- [What is needed] Copy each line in which the string "image" occurs.

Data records
━━━━━━

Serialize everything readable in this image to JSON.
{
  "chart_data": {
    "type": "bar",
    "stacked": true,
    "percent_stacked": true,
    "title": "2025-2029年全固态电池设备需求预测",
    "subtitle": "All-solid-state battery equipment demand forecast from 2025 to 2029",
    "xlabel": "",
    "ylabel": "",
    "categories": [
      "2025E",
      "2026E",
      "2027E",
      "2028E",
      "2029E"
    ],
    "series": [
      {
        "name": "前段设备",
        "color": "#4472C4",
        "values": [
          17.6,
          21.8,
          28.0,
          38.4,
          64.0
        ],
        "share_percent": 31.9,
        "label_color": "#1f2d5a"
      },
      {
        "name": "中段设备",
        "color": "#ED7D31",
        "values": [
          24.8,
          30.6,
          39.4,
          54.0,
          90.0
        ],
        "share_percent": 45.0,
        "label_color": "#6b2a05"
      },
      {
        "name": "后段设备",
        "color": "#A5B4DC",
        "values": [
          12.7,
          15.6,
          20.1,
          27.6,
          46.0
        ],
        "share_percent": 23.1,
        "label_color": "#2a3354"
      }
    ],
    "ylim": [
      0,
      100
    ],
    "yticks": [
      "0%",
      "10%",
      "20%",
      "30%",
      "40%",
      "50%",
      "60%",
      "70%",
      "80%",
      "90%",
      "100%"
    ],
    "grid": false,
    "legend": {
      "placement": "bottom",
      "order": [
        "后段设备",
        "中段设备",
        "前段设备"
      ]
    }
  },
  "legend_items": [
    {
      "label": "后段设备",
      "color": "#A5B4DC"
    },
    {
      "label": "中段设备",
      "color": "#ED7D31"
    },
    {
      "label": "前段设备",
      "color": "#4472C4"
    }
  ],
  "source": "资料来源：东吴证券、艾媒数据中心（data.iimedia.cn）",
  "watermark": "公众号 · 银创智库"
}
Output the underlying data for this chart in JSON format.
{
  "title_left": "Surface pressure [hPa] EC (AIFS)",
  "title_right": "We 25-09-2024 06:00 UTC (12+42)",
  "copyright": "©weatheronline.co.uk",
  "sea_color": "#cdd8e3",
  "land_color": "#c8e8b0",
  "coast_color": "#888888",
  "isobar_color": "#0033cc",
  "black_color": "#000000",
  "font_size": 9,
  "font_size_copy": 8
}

━━━━━━

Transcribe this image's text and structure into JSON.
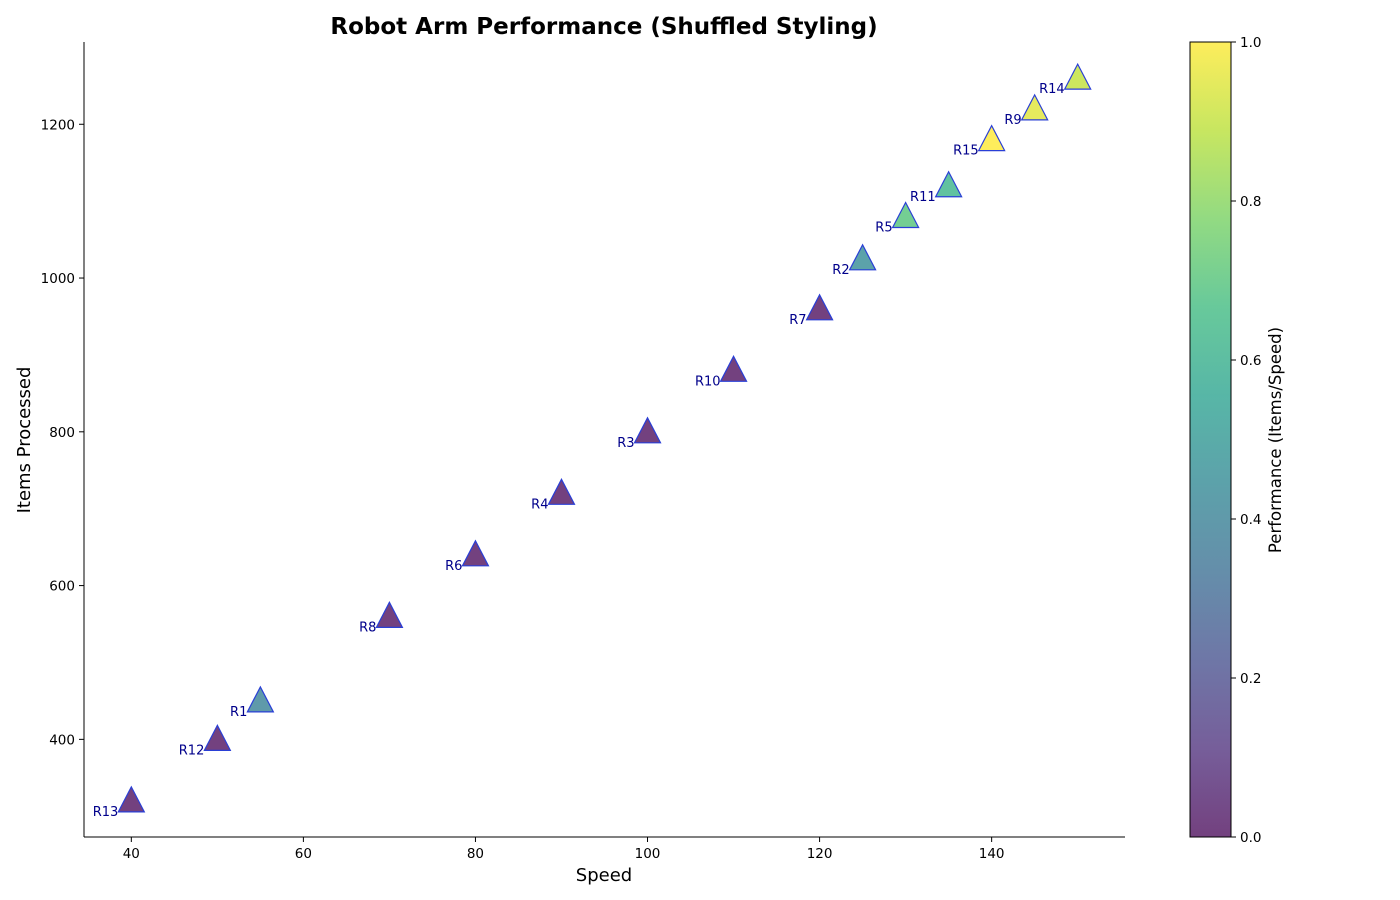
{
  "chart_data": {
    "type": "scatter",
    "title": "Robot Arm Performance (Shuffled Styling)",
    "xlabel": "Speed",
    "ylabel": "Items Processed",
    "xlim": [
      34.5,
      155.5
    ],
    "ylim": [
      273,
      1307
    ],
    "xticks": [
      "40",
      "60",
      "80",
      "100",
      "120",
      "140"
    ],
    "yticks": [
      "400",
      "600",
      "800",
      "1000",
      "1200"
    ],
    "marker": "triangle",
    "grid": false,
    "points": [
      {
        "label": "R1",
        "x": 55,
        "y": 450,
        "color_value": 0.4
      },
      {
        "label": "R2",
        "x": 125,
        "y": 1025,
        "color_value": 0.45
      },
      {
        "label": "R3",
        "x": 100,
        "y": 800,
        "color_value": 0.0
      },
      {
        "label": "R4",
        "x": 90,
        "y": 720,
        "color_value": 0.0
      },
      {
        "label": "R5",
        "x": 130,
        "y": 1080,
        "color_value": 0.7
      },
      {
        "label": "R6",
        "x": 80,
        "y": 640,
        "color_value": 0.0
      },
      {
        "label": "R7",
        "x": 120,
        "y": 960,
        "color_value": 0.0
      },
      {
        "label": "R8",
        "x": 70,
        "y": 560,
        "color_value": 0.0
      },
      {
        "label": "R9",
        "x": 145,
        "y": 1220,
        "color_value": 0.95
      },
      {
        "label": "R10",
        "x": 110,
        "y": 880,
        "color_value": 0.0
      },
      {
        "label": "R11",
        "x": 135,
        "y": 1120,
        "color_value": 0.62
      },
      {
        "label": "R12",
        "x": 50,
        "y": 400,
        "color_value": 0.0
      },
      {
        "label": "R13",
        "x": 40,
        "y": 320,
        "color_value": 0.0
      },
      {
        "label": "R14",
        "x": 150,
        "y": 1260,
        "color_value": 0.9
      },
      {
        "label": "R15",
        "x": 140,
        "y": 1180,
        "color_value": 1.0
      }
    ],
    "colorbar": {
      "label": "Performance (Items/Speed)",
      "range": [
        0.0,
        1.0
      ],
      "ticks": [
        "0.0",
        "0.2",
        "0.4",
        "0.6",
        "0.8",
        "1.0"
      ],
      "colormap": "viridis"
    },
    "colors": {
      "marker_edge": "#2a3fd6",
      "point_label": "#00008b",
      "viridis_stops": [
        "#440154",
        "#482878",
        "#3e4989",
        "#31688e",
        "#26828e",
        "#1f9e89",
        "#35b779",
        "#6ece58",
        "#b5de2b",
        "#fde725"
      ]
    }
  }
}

━━━━━━

- [Exercise solution]
Serialize everything readable in this image to JSON.
Transcribe this image's text and structure into JSON.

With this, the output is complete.